━━ Given records ━━
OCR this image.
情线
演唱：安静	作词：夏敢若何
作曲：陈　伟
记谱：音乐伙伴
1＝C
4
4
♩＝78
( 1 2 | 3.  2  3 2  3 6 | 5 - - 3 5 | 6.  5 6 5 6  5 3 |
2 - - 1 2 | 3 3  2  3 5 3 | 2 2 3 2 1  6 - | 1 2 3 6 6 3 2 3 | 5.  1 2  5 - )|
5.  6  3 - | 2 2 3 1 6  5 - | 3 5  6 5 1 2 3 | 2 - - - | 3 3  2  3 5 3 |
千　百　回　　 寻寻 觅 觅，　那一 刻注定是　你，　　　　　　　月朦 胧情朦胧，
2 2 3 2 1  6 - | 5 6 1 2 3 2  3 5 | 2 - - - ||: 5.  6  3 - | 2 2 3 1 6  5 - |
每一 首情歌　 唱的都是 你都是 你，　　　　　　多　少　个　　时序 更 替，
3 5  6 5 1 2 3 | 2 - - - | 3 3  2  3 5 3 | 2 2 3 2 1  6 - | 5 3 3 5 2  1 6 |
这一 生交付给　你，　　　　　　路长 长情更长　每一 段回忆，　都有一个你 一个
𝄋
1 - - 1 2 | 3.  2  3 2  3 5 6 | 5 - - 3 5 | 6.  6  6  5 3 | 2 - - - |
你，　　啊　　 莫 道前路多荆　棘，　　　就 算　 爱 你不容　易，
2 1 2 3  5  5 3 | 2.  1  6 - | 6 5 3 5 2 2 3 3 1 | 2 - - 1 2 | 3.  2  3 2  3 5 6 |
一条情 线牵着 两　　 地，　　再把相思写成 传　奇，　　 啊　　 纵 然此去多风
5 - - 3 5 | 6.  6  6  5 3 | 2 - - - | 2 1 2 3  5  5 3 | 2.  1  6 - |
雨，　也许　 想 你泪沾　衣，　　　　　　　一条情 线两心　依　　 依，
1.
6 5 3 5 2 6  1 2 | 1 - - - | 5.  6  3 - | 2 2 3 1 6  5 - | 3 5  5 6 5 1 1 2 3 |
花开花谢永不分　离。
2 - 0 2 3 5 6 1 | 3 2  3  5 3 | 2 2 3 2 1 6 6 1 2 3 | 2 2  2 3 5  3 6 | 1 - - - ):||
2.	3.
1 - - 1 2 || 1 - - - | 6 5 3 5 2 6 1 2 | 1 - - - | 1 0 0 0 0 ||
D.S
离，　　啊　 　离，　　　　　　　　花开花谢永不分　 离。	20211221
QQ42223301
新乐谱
━━━
### Requirements
Retype the data exactly as given.

### Worked solution
OCR this image.
情线
演唱：安静	作词：夏敢若何
作曲：陈　伟
记谱：音乐伙伴
1＝C
4
4
♩＝78
( 1 2 | 3.  2  3 2  3 6 | 5 - - 3 5 | 6.  5 6 5 6  5 3 |
2 - - 1 2 | 3 3  2  3 5 3 | 2 2 3 2 1  6 - | 1 2 3 6 6 3 2 3 | 5.  1 2  5 - )|
5.  6  3 - | 2 2 3 1 6  5 - | 3 5  6 5 1 2 3 | 2 - - - | 3 3  2  3 5 3 |
千　百　回　　 寻寻 觅 觅，　那一 刻注定是　你，　　　　　　　月朦 胧情朦胧，
2 2 3 2 1  6 - | 5 6 1 2 3 2  3 5 | 2 - - - ||: 5.  6  3 - | 2 2 3 1 6  5 - |
每一 首情歌　 唱的都是 你都是 你，　　　　　　多　少　个　　时序 更 替，
3 5  6 5 1 2 3 | 2 - - - | 3 3  2  3 5 3 | 2 2 3 2 1  6 - | 5 3 3 5 2  1 6 |
这一 生交付给　你，　　　　　　路长 长情更长　每一 段回忆，　都有一个你 一个
𝄋
1 - - 1 2 | 3.  2  3 2  3 5 6 | 5 - - 3 5 | 6.  6  6  5 3 | 2 - - - |
你，　　啊　　 莫 道前路多荆　棘，　　　就 算　 爱 你不容　易，
2 1 2 3  5  5 3 | 2.  1  6 - | 6 5 3 5 2 2 3 3 1 | 2 - - 1 2 | 3.  2  3 2  3 5 6 |
一条情 线牵着 两　　 地，　　再把相思写成 传　奇，　　 啊　　 纵 然此去多风
5 - - 3 5 | 6.  6  6  5 3 | 2 - - - | 2 1 2 3  5  5 3 | 2.  1  6 - |
雨，　也许　 想 你泪沾　衣，　　　　　　　一条情 线两心　依　　 依，
1.
6 5 3 5 2 6  1 2 | 1 - - - | 5.  6  3 - | 2 2 3 1 6  5 - | 3 5  5 6 5 1 1 2 3 |
花开花谢永不分　离。
2 - 0 2 3 5 6 1 | 3 2  3  5 3 | 2 2 3 2 1 6 6 1 2 3 | 2 2  2 3 5  3 6 | 1 - - - ):||
2.	3.
1 - - 1 2 || 1 - - - | 6 5 3 5 2 6 1 2 | 1 - - - | 1 0 0 0 0 ||
D.S
离，　　啊　 　离，　　　　　　　　花开花谢永不分　 离。	20211221
QQ42223301
新乐谱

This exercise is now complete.